- Prompt -
Set every record down verbatim and omit the pictures.

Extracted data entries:
+++++
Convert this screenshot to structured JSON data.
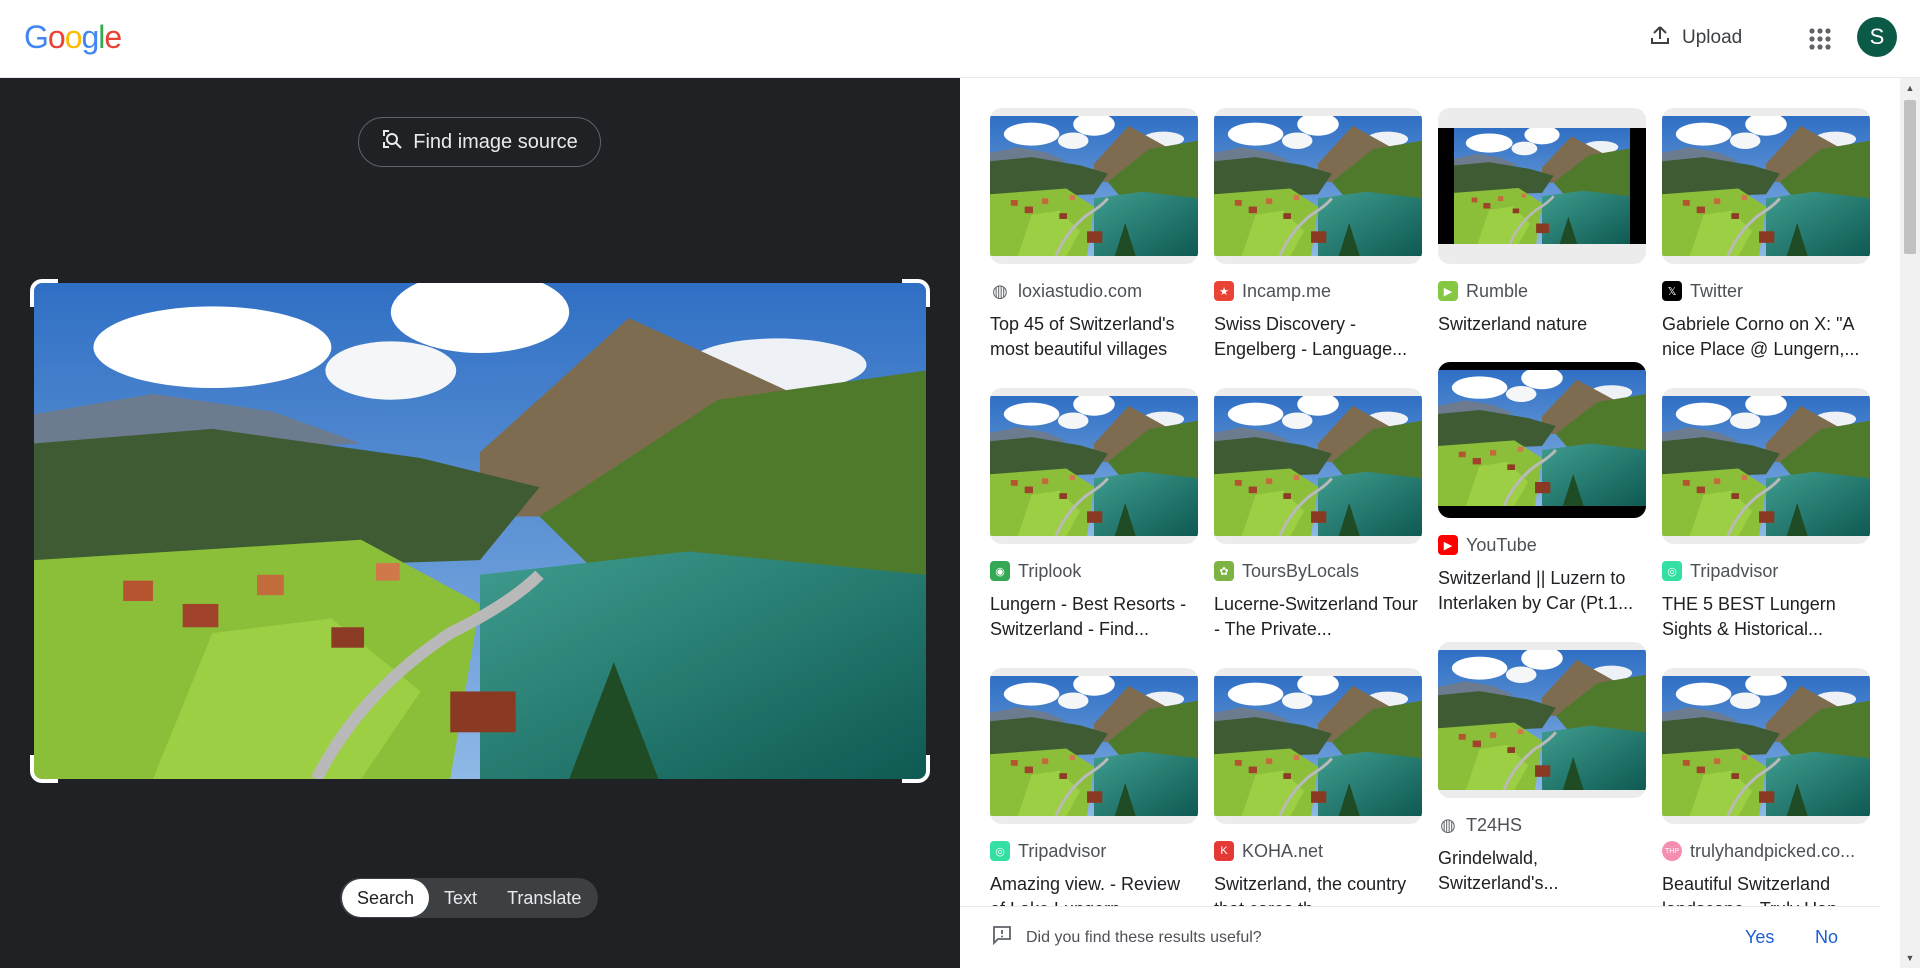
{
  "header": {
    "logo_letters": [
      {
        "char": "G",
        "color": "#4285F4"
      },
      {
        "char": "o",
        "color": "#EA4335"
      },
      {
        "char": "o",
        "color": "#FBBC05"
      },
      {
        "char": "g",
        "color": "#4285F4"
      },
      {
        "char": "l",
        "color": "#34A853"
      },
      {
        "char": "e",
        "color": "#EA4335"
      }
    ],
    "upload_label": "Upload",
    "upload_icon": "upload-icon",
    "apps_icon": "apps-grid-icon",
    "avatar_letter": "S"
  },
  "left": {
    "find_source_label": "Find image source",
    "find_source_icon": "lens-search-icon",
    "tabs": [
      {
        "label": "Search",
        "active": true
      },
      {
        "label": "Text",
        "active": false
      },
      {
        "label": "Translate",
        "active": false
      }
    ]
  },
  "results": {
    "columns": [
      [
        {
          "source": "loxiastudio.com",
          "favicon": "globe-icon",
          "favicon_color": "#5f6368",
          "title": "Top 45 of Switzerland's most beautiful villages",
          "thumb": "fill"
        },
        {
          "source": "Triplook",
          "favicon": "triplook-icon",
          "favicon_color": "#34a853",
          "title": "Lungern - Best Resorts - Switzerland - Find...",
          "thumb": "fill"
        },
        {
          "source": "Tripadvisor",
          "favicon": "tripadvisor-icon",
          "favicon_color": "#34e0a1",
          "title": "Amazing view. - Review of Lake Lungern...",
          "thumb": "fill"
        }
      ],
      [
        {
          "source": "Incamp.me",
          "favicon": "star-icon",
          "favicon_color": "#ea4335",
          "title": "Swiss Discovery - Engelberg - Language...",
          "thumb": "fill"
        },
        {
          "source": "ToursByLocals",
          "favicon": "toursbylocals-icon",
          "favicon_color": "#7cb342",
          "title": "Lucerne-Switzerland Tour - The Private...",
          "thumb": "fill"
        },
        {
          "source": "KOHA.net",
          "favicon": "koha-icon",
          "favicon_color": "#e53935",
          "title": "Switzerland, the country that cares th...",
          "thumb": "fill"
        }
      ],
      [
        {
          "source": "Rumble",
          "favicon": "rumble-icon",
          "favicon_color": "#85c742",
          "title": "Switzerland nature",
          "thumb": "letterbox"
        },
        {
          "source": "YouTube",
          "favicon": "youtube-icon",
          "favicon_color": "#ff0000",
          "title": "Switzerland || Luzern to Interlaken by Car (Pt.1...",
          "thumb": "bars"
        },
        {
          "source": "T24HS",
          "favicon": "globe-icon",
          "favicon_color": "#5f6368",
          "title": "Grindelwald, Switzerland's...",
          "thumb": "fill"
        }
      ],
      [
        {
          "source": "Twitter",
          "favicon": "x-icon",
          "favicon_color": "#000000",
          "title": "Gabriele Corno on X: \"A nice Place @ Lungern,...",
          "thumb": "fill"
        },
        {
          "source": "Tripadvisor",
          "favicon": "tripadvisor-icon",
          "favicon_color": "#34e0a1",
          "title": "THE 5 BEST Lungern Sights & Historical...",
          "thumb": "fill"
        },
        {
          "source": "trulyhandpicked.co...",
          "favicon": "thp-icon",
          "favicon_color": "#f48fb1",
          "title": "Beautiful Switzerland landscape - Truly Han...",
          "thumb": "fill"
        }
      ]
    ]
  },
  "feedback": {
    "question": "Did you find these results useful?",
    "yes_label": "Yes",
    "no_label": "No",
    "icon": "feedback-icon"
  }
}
+++++
- Task output -
Convert this screenshot to structured JSON data.
{
  "header": {
    "logo_letters": [
      {
        "char": "G",
        "color": "#4285F4"
      },
      {
        "char": "o",
        "color": "#EA4335"
      },
      {
        "char": "o",
        "color": "#FBBC05"
      },
      {
        "char": "g",
        "color": "#4285F4"
      },
      {
        "char": "l",
        "color": "#34A853"
      },
      {
        "char": "e",
        "color": "#EA4335"
      }
    ],
    "upload_label": "Upload",
    "upload_icon": "upload-icon",
    "apps_icon": "apps-grid-icon",
    "avatar_letter": "S"
  },
  "left": {
    "find_source_label": "Find image source",
    "find_source_icon": "lens-search-icon",
    "tabs": [
      {
        "label": "Search",
        "active": true
      },
      {
        "label": "Text",
        "active": false
      },
      {
        "label": "Translate",
        "active": false
      }
    ]
  },
  "results": {
    "columns": [
      [
        {
          "source": "loxiastudio.com",
          "favicon": "globe-icon",
          "favicon_color": "#5f6368",
          "title": "Top 45 of Switzerland's most beautiful villages",
          "thumb": "fill"
        },
        {
          "source": "Triplook",
          "favicon": "triplook-icon",
          "favicon_color": "#34a853",
          "title": "Lungern - Best Resorts - Switzerland - Find...",
          "thumb": "fill"
        },
        {
          "source": "Tripadvisor",
          "favicon": "tripadvisor-icon",
          "favicon_color": "#34e0a1",
          "title": "Amazing view. - Review of Lake Lungern...",
          "thumb": "fill"
        }
      ],
      [
        {
          "source": "Incamp.me",
          "favicon": "star-icon",
          "favicon_color": "#ea4335",
          "title": "Swiss Discovery - Engelberg - Language...",
          "thumb": "fill"
        },
        {
          "source": "ToursByLocals",
          "favicon": "toursbylocals-icon",
          "favicon_color": "#7cb342",
          "title": "Lucerne-Switzerland Tour - The Private...",
          "thumb": "fill"
        },
        {
          "source": "KOHA.net",
          "favicon": "koha-icon",
          "favicon_color": "#e53935",
          "title": "Switzerland, the country that cares th...",
          "thumb": "fill"
        }
      ],
      [
        {
          "source": "Rumble",
          "favicon": "rumble-icon",
          "favicon_color": "#85c742",
          "title": "Switzerland nature",
          "thumb": "letterbox"
        },
        {
          "source": "YouTube",
          "favicon": "youtube-icon",
          "favicon_color": "#ff0000",
          "title": "Switzerland || Luzern to Interlaken by Car (Pt.1...",
          "thumb": "bars"
        },
        {
          "source": "T24HS",
          "favicon": "globe-icon",
          "favicon_color": "#5f6368",
          "title": "Grindelwald, Switzerland's...",
          "thumb": "fill"
        }
      ],
      [
        {
          "source": "Twitter",
          "favicon": "x-icon",
          "favicon_color": "#000000",
          "title": "Gabriele Corno on X: \"A nice Place @ Lungern,...",
          "thumb": "fill"
        },
        {
          "source": "Tripadvisor",
          "favicon": "tripadvisor-icon",
          "favicon_color": "#34e0a1",
          "title": "THE 5 BEST Lungern Sights & Historical...",
          "thumb": "fill"
        },
        {
          "source": "trulyhandpicked.co...",
          "favicon": "thp-icon",
          "favicon_color": "#f48fb1",
          "title": "Beautiful Switzerland landscape - Truly Han...",
          "thumb": "fill"
        }
      ]
    ]
  },
  "feedback": {
    "question": "Did you find these results useful?",
    "yes_label": "Yes",
    "no_label": "No",
    "icon": "feedback-icon"
  }
}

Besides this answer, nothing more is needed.